*Kutipan Sumber*
Sabtu, Agustus 9, 2025

Sejarah dan Urgensi Sidang Isbat Menetapkan Awal Ramadhan 1 Syawal dan 1 Dzulhijjah

Oleh Prof. Dr. H. Asasriwafni MH Ketua Koordnator Badan Hisab Rukyat Propinsi Sumbar

Bismillahirrahmanirrahim semenjak 1946 tahun pertama berdirinya Kementerian Agama telah diterbitkan regulasi tentang kewenangan menetapkan hari raya yang terkait dangan peribadatan sebagai hari libur. Regulasi dimaksud adalah penerapan Pemerintah Tahun 1946 Nomor 2/Um.

Menurut konsiserans penetapan Pemerintah tersebut perlu diadakan aturan tentang hari raya setelah mendengar Badan Pekerja Komite Nasional Pusat untuk seterusnya tiap-tiap tahun-tahun hari raya tersebut ditetapkan oleh Menteri Agama.

Penerapan Pemerintah Nomor 2/Um ditetapkan di Yogyakarta pada 18 Juni 1946 oleh Presiden Soekarno dan Menteri Agama H. Rasjidi serta diumumkan oleh Sekretaris Negara A.G Pringgo Digdo. Penetapan Pemerintah dalam kontek masa itu menyebut hari raya terdiri dari hari raya umum, hari raya Islam, hari raya Kristen dan Tionghoa.

Sejak dekade tahun 1950, sebahagian sumber menyebut tahun 1962, pertama kali diadakan sidang isbat dalam rangka penetapan 1 Ramadhan dan Idul Fitri. Sidang isbat diisi dengan paparan ulama/ahli pendapat organisasi Islam sebelum pengambilan putusan tentang awal Ramadhan dan Idul Fitri yang diumumkan kepada masyarakat. Adapun sidang isbat awal Ramadhan diadakan setiap tanggal 29 Syakban. Pengumuman Menteri Agama tentang 1 Ramadhan dan Idul Fitri adalah momen yang ditunggu-tunggu masyarakat di seluruh tanah air. Dalam buku agenda Departemen Agama 1950-1952 diterbitkan oleh bagian publikasi dan reaksi jawatan penerangan jalan percerakan Negara Jakarta Bab Keputusan Menteri Agama.

*Tugas Singkat*
Jawablah pertanyaan di bawah ini berdasarkan artikel tentang sidang isbat di atas, dengan nomor jawaban yang sesuai.
1. Di kota mana Nomor 2/Um ditetapkan?
2. Siapa Menteri Agama yang ikut menetapkan Nomor 2/Um?
3. Setiap tanggal berapa sidang isbat awal Ramadhan diadakan?

*Catatan dari sumber data*
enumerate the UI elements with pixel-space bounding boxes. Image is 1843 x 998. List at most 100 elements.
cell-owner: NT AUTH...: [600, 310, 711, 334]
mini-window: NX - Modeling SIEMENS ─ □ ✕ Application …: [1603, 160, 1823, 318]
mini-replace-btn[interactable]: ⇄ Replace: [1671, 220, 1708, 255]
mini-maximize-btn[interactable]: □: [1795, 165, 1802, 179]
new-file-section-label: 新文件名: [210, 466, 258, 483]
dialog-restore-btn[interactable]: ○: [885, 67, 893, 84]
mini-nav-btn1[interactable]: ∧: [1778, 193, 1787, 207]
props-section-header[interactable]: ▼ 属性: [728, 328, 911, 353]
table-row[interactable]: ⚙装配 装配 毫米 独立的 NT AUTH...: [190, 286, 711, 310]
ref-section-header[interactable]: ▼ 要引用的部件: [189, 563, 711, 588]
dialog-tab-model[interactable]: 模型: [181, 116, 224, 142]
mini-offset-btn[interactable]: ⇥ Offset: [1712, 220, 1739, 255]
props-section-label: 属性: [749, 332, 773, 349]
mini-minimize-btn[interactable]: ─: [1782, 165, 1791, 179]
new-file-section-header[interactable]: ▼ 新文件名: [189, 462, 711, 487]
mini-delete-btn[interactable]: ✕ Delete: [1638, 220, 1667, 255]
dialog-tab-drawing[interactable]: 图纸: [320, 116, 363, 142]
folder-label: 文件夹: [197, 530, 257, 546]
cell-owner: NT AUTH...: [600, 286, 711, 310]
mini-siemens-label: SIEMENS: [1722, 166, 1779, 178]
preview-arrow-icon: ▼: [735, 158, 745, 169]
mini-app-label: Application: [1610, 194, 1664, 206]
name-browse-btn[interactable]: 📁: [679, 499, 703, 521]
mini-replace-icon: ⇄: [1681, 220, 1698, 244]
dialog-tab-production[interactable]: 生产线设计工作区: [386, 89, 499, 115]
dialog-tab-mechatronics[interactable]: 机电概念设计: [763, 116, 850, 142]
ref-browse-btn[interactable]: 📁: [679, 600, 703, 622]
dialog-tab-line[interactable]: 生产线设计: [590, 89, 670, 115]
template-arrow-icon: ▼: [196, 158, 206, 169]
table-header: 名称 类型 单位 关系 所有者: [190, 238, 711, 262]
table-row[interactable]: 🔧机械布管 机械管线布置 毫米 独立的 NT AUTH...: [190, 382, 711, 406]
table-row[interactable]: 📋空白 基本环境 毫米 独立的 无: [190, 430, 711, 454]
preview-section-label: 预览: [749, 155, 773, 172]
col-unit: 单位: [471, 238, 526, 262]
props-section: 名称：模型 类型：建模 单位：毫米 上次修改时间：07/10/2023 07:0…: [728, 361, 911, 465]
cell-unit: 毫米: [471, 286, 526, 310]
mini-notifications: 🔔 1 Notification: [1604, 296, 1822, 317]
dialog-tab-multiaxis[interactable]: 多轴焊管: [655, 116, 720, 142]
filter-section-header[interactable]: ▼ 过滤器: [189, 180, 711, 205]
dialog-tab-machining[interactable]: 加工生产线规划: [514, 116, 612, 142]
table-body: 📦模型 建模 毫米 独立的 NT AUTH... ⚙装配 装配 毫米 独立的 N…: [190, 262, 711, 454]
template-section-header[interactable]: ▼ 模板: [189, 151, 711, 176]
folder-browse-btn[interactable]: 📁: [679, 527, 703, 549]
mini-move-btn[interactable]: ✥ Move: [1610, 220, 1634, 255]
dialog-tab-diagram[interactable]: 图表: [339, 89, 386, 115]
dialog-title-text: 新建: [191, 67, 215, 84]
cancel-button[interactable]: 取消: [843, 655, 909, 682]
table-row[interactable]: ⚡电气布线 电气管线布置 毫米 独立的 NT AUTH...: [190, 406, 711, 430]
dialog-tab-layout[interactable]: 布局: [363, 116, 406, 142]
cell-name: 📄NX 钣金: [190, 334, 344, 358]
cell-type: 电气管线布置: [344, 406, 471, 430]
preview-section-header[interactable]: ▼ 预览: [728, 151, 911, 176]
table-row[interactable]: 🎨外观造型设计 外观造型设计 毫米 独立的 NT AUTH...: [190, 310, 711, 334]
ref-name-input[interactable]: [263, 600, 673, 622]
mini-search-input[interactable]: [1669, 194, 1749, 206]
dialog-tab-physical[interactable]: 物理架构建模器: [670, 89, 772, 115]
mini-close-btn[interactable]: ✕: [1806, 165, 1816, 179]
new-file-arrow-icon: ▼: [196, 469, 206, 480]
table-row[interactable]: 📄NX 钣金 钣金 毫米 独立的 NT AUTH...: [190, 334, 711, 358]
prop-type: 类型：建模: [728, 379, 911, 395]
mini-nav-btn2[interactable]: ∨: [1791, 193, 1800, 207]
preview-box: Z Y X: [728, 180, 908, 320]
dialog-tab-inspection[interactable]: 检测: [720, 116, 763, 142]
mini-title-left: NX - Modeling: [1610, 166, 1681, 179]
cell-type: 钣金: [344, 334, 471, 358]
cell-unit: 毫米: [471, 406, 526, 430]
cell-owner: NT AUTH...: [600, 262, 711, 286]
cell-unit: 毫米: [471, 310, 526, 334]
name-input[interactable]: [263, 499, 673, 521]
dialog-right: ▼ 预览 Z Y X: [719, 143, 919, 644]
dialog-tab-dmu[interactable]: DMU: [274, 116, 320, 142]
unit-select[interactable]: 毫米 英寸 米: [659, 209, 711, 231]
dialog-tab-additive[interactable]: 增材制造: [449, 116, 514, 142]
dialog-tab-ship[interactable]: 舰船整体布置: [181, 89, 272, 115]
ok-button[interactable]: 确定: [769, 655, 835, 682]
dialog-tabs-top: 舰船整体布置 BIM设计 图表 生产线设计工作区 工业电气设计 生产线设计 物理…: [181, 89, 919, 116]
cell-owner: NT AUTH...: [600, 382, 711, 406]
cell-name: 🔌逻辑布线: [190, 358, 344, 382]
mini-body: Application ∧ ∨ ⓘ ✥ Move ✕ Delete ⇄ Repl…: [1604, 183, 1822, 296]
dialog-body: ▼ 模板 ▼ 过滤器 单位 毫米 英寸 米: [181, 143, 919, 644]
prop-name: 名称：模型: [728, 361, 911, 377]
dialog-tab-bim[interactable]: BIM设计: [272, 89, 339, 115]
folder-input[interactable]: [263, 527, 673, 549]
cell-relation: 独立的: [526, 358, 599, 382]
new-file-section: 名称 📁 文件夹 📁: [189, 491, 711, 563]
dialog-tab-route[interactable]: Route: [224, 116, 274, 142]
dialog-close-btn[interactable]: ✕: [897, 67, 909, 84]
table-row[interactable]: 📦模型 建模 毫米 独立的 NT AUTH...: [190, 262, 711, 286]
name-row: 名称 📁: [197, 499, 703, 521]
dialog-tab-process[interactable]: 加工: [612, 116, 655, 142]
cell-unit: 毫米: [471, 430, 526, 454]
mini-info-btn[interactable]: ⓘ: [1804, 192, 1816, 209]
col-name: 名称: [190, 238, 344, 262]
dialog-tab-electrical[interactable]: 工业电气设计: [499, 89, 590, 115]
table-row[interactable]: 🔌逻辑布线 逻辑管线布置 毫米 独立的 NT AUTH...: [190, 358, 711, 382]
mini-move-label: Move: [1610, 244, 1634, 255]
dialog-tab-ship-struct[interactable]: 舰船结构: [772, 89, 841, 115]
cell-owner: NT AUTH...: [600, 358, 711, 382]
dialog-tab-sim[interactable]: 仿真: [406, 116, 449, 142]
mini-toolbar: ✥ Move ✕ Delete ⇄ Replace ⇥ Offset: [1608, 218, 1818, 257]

*Jawaban Latihan*
1. Nomor 2/Um ditetapkan di Yogyakarta.
2. Menteri Agama yang ikut menetapkannya adalah H. Rasjidi.
3. Sidang isbat awal Ramadhan diadakan setiap tanggal 29 Syakban.